### PROBLEM REQUIREMENTS
Gather up every line that includes the string "Mesh".

### STORED RECORDS
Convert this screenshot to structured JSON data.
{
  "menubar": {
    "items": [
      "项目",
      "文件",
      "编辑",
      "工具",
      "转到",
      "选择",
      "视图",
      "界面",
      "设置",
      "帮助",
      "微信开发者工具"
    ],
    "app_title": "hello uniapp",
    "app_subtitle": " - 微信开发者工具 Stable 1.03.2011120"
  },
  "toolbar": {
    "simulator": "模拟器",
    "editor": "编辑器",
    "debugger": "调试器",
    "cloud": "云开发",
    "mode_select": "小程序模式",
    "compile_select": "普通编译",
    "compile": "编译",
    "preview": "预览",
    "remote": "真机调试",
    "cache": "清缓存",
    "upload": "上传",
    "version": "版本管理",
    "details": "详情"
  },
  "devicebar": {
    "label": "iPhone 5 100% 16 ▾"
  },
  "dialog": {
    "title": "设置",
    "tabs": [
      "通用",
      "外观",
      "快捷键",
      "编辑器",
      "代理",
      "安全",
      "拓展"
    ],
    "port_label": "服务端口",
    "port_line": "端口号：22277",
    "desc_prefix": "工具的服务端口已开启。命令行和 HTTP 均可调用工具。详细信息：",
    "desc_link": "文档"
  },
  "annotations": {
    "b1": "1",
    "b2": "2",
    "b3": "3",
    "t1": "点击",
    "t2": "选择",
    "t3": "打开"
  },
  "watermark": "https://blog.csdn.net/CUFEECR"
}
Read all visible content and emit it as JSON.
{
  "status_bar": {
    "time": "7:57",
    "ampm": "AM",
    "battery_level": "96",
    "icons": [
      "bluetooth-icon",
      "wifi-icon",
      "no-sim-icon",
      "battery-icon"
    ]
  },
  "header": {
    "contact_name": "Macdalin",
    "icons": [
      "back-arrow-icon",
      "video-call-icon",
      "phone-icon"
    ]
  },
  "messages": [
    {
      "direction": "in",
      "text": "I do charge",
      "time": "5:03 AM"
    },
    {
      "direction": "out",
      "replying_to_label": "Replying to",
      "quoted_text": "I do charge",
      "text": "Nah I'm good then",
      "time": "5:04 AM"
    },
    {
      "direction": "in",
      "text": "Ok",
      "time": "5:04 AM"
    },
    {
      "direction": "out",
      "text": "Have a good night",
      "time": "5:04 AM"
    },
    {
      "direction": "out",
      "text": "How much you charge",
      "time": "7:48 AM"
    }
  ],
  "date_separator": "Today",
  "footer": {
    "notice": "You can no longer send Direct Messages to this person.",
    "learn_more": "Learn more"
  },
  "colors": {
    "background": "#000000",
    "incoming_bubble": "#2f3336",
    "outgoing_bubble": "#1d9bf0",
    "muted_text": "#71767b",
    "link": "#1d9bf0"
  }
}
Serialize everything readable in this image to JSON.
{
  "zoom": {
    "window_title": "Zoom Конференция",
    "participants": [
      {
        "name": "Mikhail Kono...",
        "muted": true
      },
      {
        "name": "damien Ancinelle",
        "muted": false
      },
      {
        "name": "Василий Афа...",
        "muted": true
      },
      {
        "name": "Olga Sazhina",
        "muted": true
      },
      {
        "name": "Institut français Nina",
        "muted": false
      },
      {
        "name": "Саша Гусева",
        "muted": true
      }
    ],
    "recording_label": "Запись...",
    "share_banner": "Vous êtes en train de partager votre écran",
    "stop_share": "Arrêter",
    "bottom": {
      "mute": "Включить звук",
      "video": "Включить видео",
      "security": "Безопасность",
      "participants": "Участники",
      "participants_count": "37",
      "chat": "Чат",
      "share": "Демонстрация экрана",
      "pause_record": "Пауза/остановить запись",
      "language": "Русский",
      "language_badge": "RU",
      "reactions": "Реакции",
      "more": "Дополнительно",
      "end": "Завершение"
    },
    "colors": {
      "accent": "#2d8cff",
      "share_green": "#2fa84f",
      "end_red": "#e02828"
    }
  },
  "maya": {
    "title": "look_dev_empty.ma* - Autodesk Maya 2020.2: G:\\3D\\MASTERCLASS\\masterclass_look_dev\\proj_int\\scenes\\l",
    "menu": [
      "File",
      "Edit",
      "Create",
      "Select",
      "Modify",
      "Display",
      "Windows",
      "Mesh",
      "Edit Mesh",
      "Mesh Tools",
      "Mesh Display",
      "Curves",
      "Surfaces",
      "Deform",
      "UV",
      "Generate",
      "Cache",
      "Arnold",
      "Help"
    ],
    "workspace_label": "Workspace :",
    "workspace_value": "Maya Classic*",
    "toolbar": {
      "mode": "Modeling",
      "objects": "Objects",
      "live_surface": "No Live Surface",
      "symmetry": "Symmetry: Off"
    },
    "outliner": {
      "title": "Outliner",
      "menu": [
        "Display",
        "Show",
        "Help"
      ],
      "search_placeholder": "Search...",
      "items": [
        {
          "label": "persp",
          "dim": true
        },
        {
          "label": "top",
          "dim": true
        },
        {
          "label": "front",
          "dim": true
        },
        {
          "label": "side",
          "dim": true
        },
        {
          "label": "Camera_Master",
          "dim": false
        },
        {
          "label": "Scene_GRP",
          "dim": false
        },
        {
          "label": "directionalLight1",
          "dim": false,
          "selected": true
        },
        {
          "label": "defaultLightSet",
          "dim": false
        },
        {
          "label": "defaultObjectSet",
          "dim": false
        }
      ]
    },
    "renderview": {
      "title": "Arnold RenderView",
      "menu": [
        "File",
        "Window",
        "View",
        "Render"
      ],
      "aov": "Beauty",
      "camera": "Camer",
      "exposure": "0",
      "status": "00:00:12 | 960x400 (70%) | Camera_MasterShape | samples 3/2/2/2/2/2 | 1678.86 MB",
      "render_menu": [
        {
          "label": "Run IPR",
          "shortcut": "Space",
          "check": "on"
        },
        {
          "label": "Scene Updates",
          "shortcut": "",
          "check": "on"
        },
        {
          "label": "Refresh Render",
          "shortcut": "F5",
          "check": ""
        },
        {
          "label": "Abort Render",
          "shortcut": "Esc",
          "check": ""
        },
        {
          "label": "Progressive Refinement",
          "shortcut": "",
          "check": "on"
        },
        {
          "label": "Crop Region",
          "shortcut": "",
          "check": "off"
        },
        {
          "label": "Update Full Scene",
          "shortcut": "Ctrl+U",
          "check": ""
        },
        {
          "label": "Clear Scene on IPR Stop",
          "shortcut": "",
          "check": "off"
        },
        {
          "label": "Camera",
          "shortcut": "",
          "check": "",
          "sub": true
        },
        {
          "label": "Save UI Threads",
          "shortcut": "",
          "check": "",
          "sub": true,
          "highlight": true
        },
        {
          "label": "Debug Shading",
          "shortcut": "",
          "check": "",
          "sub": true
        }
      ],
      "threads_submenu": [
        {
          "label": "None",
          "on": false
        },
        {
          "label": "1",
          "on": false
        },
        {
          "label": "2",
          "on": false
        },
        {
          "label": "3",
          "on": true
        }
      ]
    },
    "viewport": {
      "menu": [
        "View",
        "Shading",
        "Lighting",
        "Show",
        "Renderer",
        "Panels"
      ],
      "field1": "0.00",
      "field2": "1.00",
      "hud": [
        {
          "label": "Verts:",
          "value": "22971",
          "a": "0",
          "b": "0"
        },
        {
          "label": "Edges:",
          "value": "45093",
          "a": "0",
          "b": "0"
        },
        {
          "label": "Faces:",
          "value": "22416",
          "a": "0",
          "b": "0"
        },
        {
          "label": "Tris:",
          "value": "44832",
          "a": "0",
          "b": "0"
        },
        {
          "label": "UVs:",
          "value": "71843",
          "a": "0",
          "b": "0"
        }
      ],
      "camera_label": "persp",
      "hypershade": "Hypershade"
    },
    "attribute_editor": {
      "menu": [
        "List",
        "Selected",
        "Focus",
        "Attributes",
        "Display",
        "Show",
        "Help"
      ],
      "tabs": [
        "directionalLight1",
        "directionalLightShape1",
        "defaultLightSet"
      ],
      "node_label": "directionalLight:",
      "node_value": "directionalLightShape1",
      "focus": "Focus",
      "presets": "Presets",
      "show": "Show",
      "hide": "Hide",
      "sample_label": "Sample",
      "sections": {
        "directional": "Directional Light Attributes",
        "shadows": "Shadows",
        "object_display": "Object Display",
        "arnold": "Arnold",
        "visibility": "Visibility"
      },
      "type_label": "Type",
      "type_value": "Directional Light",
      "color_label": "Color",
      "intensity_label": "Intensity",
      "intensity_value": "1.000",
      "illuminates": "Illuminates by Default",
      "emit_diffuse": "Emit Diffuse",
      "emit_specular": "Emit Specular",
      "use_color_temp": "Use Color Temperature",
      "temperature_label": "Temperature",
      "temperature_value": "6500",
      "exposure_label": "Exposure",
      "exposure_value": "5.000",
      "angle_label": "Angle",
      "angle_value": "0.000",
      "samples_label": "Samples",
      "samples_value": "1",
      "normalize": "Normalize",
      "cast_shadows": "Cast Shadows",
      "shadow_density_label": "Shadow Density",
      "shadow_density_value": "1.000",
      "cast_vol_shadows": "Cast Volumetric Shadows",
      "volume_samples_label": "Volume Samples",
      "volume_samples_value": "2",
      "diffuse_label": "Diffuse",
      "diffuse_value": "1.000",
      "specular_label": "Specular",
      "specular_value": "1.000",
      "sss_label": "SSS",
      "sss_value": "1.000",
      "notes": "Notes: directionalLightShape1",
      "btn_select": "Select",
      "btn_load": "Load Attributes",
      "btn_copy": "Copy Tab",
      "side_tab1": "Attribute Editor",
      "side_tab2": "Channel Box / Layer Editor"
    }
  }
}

### SOLUTION TO THE PROBLEM
      "Mesh",
      "Edit Mesh",
      "Mesh Tools",
      "Mesh Display",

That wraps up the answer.